▶ Exercise brief:
In your copy, repeat the records exactly and leave out the pictures.
** Start Information given **
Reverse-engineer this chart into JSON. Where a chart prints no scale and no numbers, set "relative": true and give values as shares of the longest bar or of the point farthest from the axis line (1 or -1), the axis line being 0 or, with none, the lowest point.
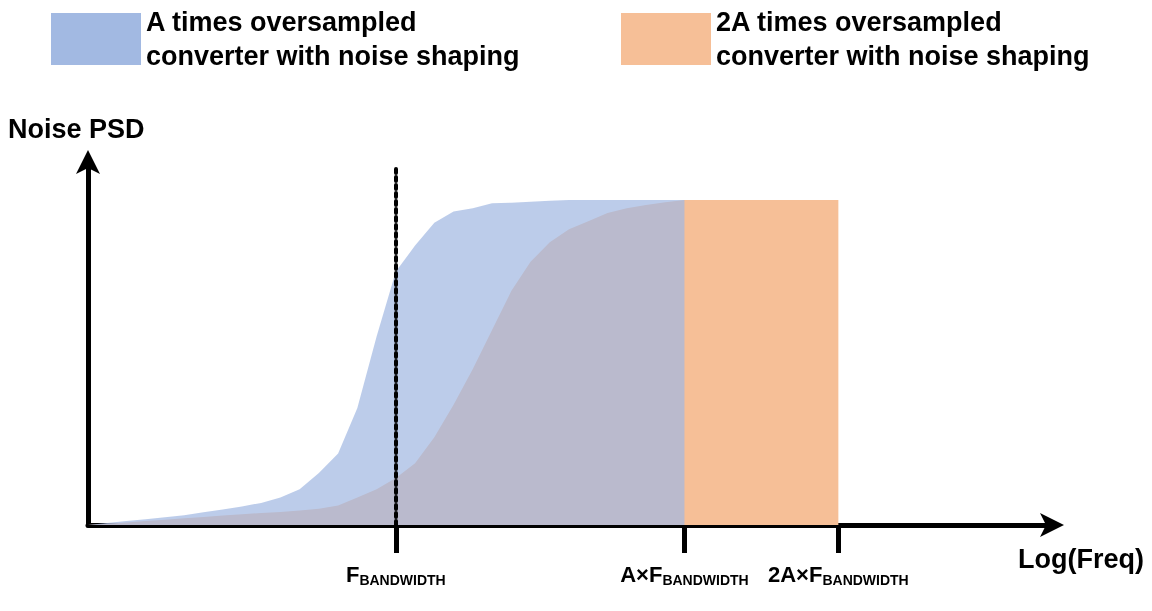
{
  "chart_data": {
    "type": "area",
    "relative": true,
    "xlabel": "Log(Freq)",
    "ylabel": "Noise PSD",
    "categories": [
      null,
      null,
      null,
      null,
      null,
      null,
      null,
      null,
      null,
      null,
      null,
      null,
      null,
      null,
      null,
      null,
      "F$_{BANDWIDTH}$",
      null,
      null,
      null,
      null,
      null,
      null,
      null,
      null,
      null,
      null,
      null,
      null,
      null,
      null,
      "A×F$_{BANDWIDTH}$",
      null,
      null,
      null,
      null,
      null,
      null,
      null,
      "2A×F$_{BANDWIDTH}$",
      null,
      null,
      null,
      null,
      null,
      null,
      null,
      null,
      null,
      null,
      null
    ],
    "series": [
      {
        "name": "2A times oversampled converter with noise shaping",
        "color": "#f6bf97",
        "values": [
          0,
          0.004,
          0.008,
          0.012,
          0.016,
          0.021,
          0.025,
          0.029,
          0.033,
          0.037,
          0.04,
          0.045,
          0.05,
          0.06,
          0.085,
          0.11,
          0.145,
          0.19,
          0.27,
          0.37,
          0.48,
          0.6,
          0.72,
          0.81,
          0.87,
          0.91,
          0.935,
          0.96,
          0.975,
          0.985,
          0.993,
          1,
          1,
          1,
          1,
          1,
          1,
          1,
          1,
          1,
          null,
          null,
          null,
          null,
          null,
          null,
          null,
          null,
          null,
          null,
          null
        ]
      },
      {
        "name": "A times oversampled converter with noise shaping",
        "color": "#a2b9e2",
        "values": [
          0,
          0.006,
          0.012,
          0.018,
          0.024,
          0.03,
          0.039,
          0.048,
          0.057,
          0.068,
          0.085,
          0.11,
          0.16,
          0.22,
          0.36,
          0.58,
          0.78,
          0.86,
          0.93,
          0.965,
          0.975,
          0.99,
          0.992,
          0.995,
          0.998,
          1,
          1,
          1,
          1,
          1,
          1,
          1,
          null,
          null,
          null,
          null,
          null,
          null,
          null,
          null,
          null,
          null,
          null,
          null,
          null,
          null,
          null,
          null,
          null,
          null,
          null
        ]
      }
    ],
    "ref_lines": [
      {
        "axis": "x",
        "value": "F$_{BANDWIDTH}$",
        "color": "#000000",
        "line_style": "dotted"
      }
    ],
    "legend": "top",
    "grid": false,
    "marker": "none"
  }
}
** End Information given **
▶ Response to this exercise:
Reverse-engineer this chart into JSON. Where a chart prints no scale and no numbers, set "relative": true and give values as shares of the longest bar or of the point farthest from the axis line (1 or -1), the axis line being 0 or, with none, the lowest point.
{
  "chart_data": {
    "type": "area",
    "relative": true,
    "xlabel": "Log(Freq)",
    "ylabel": "Noise PSD",
    "categories": [
      null,
      null,
      null,
      null,
      null,
      null,
      null,
      null,
      null,
      null,
      null,
      null,
      null,
      null,
      null,
      null,
      "F$_{BANDWIDTH}$",
      null,
      null,
      null,
      null,
      null,
      null,
      null,
      null,
      null,
      null,
      null,
      null,
      null,
      null,
      "A×F$_{BANDWIDTH}$",
      null,
      null,
      null,
      null,
      null,
      null,
      null,
      "2A×F$_{BANDWIDTH}$",
      null,
      null,
      null,
      null,
      null,
      null,
      null,
      null,
      null,
      null,
      null
    ],
    "series": [
      {
        "name": "2A times oversampled converter with noise shaping",
        "color": "#f6bf97",
        "values": [
          0,
          0.004,
          0.008,
          0.012,
          0.016,
          0.021,
          0.025,
          0.029,
          0.033,
          0.037,
          0.04,
          0.045,
          0.05,
          0.06,
          0.085,
          0.11,
          0.145,
          0.19,
          0.27,
          0.37,
          0.48,
          0.6,
          0.72,
          0.81,
          0.87,
          0.91,
          0.935,
          0.96,
          0.975,
          0.985,
          0.993,
          1,
          1,
          1,
          1,
          1,
          1,
          1,
          1,
          1,
          null,
          null,
          null,
          null,
          null,
          null,
          null,
          null,
          null,
          null,
          null
        ]
      },
      {
        "name": "A times oversampled converter with noise shaping",
        "color": "#a2b9e2",
        "values": [
          0,
          0.006,
          0.012,
          0.018,
          0.024,
          0.03,
          0.039,
          0.048,
          0.057,
          0.068,
          0.085,
          0.11,
          0.16,
          0.22,
          0.36,
          0.58,
          0.78,
          0.86,
          0.93,
          0.965,
          0.975,
          0.99,
          0.992,
          0.995,
          0.998,
          1,
          1,
          1,
          1,
          1,
          1,
          1,
          null,
          null,
          null,
          null,
          null,
          null,
          null,
          null,
          null,
          null,
          null,
          null,
          null,
          null,
          null,
          null,
          null,
          null,
          null
        ]
      }
    ],
    "ref_lines": [
      {
        "axis": "x",
        "value": "F$_{BANDWIDTH}$",
        "color": "#000000",
        "line_style": "dotted"
      }
    ],
    "legend": "top",
    "grid": false,
    "marker": "none"
  }
}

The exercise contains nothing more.